Tarefa 1
Edite o trecho da notícia sobre os juros do consignado que começa com as palavras "Agência O Globo" e vai até "ocorrerá em agosto.", colocando "taxa Selic" no lugar de "Selic".
Tarefa 2
Passe para o inglês esta frase da notícia sobre os juros do consignado: "Até a próxima semana, a área técnica do Ministério da Previdência deverá finalizar a proposta, com o percentual de queda no teto dos juros a ser defendido pelo ministro no colegiado."
Tarefa 3
Dê continuidade à notícia sobre os juros do consignado a partir do ponto em que ela termina.

Texto para análise
Finanças

Ministro da Previdência propõe corte de juros do consignado para aposentados do INSS

O teto dos juros na modalidade está em 1,85% ao mês desde março do ano passado

Agência O Globo - 09/07/2026

O ministro da Previdência, Wolney Queiroz, irá propor na próxima reunião do Conselho Nacional de Previdência Social (CNPS), marcada para 28 de julho, o corte do teto dos juros do consignado dos aposentados do INSS. A taxa está limitada a 1,85% ao mês desde março de 2025.

Segundo auxiliares do ministro, um dos argumentos para a redução do teto dos juros do consignado é a trajetória de queda na Selic (taxa de juros básica da economia), iniciada pelo Banco Central em março deste ano. Desde então, foram definidos três cortes de 0,25 ponto percentual, reduzindo a Selic para 14,25% ao ano. A próxima reunião do Comitê de Política Monetária (Copom) do BC, que decide sobre a Selic, ocorrerá em agosto.

Até a próxima semana, a área técnica do Ministério da Previdência deverá finalizar a proposta, com o percentual de queda no teto dos juros a ser defendido pelo ministro no colegiado.

O CNPS é composto por integrantes dos Ministérios da Fazenda, Casa Civil, do Planejamento, além da Previdência, e representantes dos empresários, bancos e aposentados.

Material fornecido

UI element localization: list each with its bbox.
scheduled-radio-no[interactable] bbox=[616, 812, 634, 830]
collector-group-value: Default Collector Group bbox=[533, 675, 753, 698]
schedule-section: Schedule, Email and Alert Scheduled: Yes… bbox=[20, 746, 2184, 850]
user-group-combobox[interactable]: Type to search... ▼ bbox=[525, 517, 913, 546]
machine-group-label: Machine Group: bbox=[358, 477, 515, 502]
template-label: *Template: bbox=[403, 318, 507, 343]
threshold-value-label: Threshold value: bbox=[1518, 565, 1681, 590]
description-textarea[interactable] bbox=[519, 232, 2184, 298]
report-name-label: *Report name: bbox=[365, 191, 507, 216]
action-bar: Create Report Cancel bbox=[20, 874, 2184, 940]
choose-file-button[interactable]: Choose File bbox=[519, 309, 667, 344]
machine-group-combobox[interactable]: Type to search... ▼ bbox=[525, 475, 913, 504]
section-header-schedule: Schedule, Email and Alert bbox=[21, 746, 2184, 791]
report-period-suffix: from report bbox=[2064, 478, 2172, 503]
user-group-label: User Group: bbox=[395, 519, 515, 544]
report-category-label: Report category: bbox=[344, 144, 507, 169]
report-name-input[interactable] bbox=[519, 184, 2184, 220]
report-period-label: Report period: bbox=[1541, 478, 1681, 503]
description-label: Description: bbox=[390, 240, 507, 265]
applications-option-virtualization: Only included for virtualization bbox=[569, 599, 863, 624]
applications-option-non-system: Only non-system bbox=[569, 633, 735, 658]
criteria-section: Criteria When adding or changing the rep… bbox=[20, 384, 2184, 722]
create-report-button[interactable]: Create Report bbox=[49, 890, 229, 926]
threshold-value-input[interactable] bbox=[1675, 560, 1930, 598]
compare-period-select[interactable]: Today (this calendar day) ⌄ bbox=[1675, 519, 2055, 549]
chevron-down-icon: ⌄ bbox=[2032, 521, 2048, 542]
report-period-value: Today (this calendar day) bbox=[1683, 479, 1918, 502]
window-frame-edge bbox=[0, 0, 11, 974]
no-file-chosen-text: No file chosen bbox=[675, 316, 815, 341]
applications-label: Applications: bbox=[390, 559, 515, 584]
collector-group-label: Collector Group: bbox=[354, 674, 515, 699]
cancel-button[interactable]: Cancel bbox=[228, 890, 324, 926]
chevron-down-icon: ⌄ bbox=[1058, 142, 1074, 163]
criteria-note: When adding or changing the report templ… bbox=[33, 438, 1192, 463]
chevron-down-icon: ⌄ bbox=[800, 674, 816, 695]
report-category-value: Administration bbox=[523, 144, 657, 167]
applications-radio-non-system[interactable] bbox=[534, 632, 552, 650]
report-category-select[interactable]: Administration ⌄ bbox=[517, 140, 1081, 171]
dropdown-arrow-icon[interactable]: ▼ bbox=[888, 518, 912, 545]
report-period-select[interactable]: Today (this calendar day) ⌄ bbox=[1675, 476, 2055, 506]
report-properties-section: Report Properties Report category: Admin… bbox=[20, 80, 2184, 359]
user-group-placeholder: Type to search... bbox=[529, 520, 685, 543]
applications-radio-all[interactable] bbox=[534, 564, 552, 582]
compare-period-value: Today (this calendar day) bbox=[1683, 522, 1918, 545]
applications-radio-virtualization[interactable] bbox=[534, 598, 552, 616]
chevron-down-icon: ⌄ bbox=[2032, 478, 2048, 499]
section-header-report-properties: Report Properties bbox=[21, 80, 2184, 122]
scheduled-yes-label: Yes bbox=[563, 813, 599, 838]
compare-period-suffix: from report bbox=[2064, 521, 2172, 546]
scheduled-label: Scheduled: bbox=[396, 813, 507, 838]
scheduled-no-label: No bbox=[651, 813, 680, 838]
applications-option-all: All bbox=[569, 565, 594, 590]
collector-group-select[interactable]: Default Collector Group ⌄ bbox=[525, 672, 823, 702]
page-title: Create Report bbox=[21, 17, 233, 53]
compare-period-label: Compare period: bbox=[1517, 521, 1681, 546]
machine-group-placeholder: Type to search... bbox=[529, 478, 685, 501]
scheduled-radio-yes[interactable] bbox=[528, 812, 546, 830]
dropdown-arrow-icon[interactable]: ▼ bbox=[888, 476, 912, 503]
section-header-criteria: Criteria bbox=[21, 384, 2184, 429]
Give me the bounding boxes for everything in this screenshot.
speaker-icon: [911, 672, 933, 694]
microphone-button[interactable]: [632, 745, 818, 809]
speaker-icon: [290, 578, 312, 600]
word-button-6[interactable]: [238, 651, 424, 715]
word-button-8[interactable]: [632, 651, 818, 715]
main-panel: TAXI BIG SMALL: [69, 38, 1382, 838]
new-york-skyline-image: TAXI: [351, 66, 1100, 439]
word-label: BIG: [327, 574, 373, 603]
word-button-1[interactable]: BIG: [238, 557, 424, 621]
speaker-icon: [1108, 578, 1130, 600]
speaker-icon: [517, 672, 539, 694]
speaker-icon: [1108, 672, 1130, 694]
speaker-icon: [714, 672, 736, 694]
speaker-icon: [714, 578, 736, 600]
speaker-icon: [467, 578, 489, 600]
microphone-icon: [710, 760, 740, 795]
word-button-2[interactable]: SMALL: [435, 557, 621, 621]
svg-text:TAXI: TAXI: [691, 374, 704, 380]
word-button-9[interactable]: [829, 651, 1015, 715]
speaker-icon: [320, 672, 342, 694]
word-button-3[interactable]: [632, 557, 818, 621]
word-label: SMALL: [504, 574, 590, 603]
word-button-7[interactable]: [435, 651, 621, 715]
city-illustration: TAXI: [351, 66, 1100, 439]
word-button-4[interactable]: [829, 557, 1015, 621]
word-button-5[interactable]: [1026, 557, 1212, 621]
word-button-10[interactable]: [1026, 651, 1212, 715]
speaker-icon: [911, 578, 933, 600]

Resposta escrita 1
Agência O Globo - 09/07/2026

O ministro da Previdência, Wolney Queiroz, irá propor na próxima reunião do Conselho Nacional de Previdência Social (CNPS), marcada para 28 de julho, o corte do teto dos juros do consignado dos aposentados do INSS. A taxa está limitada a 1,85% ao mês desde março de 2025.

Segundo auxiliares do ministro, um dos argumentos para a redução do teto dos juros do consignado é a trajetória de queda na taxa Selic (taxa de juros básica da economia), iniciada pelo Banco Central em março deste ano. Desde então, foram definidos três cortes de 0,25 ponto percentual, reduzindo a taxa Selic para 14,25% ao ano. A próxima reunião do Comitê de Política Monetária (Copom) do BC, que decide sobre a taxa Selic, ocorrerá em agosto.

Resposta escrita 2
By next week, the technical staff of the Ministry of Social Security is expected to finalize the proposal, with the percentage cut in the interest rate cap to be defended by the minister before the council.

Resposta escrita 3
O ministro defende também uma fórmula definitiva para calibrar o teto dos juros do consignado, visando evitar a discussão mensal no colegiado em torno do assunto. No entanto, o desafio consiste em encontrar uma solução equilibrada entre os interesses dos bancos e dos segurados do INSS, considerando a Selic e o custo de captação dos bancos.

De forma reservada, o ministro tem afirmado que os custos alegados pelos bancos não devem ter preponderância sobre a Selic, o que dificulta um consenso no CNPS.

Em março de 2023, o ex-ministro da Previdência Carlos Lupi reduziu os juros do consignado de forma unilateral, passando de 2,14% ao mês para 1,70% ao mês, com base na queda da Selic. Ele enfrentou forte resistência do setor financeiro e de membros do próprio governo, pois os bancos reduziram a oferta dessa modalidade de crédito, considerada importante para os aposentados do INSS. Lupi, então, recuou e a taxa permaneceu em 1,97% ao mês.